Problem requirements
From the entries below, pull out each line where "title" appears.

Extracted data
>>

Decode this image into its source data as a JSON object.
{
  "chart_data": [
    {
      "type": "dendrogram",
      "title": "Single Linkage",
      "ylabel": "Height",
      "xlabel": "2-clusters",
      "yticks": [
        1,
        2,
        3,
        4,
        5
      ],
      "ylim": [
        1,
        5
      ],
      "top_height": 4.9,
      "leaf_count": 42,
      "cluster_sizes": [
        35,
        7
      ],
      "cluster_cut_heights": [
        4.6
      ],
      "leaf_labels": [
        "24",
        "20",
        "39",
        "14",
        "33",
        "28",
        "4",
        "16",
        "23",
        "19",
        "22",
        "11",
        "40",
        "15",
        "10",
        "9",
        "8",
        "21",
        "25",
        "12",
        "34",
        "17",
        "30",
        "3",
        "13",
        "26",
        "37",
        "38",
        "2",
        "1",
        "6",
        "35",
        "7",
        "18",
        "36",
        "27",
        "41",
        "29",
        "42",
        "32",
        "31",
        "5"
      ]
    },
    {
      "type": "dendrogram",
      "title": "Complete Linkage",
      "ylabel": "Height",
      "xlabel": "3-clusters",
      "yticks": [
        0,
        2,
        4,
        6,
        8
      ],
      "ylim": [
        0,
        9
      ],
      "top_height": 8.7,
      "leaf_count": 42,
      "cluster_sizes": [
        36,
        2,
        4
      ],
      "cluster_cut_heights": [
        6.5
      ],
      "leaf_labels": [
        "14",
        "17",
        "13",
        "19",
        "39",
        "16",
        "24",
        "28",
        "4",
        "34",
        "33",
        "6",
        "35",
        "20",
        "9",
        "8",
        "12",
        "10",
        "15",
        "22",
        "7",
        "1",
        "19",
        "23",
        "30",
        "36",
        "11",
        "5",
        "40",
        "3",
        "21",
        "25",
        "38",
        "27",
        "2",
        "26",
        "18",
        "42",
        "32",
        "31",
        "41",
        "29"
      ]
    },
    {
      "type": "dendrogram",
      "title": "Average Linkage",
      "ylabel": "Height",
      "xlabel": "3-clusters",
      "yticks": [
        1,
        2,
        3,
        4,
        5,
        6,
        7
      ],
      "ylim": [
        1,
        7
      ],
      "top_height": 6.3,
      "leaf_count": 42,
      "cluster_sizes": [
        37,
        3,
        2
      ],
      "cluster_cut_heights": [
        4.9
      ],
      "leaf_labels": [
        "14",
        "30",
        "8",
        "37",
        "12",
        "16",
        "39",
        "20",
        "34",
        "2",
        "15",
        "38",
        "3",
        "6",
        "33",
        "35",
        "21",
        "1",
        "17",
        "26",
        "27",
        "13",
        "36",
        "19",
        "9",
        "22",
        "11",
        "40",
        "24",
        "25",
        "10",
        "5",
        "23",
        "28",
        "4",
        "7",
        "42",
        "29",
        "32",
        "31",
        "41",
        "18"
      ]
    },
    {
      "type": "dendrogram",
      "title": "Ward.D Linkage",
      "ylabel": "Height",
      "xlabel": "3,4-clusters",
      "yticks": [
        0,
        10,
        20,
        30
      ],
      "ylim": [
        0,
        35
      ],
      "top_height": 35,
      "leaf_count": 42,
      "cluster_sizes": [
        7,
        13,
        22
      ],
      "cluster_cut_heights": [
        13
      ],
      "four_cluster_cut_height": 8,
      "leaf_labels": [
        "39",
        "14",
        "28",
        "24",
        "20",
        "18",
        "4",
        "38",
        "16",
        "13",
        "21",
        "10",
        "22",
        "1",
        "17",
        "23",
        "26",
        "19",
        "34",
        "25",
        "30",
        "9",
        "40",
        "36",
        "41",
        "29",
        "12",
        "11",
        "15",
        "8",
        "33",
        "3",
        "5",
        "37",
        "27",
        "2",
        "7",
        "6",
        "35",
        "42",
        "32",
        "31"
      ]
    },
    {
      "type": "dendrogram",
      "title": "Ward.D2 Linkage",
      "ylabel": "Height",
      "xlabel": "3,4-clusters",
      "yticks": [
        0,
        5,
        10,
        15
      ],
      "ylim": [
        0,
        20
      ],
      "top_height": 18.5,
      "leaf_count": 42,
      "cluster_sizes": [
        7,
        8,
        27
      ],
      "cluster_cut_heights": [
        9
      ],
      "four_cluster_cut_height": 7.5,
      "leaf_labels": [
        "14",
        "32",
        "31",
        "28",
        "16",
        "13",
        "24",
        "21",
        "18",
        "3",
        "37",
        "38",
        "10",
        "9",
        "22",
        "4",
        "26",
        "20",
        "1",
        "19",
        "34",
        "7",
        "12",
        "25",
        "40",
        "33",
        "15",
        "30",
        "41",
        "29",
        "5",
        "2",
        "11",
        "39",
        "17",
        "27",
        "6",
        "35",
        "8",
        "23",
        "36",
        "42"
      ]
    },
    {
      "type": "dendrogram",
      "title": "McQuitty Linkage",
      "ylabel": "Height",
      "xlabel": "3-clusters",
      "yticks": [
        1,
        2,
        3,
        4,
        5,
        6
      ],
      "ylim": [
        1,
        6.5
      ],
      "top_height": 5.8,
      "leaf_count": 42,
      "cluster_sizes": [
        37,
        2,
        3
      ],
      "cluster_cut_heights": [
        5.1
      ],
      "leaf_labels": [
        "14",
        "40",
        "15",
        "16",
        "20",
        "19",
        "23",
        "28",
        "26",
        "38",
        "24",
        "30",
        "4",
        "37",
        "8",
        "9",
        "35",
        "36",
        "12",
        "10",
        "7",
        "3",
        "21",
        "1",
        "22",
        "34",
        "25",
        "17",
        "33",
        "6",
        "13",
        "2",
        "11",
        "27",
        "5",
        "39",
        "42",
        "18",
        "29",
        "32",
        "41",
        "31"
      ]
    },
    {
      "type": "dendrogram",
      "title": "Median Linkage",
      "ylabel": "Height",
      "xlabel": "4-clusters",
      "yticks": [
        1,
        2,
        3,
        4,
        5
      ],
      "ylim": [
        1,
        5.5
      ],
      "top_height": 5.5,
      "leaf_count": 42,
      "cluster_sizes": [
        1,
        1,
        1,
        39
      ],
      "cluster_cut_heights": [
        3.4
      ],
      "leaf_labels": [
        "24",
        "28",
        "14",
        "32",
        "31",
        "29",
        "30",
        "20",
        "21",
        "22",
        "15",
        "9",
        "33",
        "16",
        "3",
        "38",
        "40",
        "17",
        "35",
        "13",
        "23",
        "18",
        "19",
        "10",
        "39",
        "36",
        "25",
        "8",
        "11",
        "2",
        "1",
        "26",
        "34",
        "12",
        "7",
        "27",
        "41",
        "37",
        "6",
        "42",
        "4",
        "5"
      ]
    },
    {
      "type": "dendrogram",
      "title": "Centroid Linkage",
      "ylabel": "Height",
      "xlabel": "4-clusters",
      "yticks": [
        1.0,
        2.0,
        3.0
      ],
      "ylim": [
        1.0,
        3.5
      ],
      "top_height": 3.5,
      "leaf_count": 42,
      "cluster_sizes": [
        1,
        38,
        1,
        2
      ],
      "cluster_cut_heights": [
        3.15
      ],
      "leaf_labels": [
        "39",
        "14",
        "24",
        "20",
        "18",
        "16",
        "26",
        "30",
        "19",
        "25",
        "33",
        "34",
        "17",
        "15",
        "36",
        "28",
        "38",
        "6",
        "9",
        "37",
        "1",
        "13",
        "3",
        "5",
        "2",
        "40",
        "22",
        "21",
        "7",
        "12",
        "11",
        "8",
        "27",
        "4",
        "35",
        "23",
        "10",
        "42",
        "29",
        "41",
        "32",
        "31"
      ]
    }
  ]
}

<<

Written reply
      "title": "Single Linkage",
      "title": "Complete Linkage",
      "title": "Average Linkage",
      "title": "Ward.D Linkage",
      "title": "Ward.D2 Linkage",
      "title": "McQuitty Linkage",
      "title": "Median Linkage",
      "title": "Centroid Linkage",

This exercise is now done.